Using the records provided below, locate and copy each line that contains the word "gear".
## START RECORDS TO PROCESS
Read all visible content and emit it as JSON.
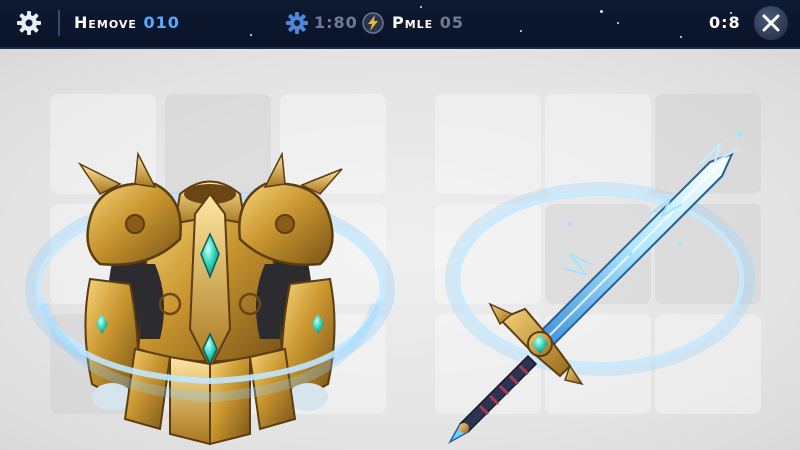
{
  "hud": {
    "settings_icon": "gear-icon",
    "primary_stat": {
      "label": "Hemove",
      "value": "010",
      "color": "#5aa8ff"
    },
    "resource_1": {
      "icon": "gear-coin-icon",
      "value": "1:80"
    },
    "resource_2": {
      "icon": "lightning-icon",
      "label": "Pmle",
      "value": "05"
    },
    "timer": "0:8",
    "close_icon": "close-icon"
  },
  "items": [
    {
      "name": "golden-armor",
      "icon": "armor-icon",
      "aura_color": "#7cc9ff"
    },
    {
      "name": "ice-sword",
      "icon": "sword-icon",
      "aura_color": "#7cc9ff"
    }
  ],
  "colors": {
    "topbar": "#0e1a33",
    "gold": "#c9962f",
    "gem": "#2fd6c0",
    "blade": "#6fd0ff",
    "background": "#e6e6e6"
  }
}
## END RECORDS TO PROCESS
EXPECTED OUTPUT —
    "settings_icon": "gear-icon",
      "icon": "gear-coin-icon",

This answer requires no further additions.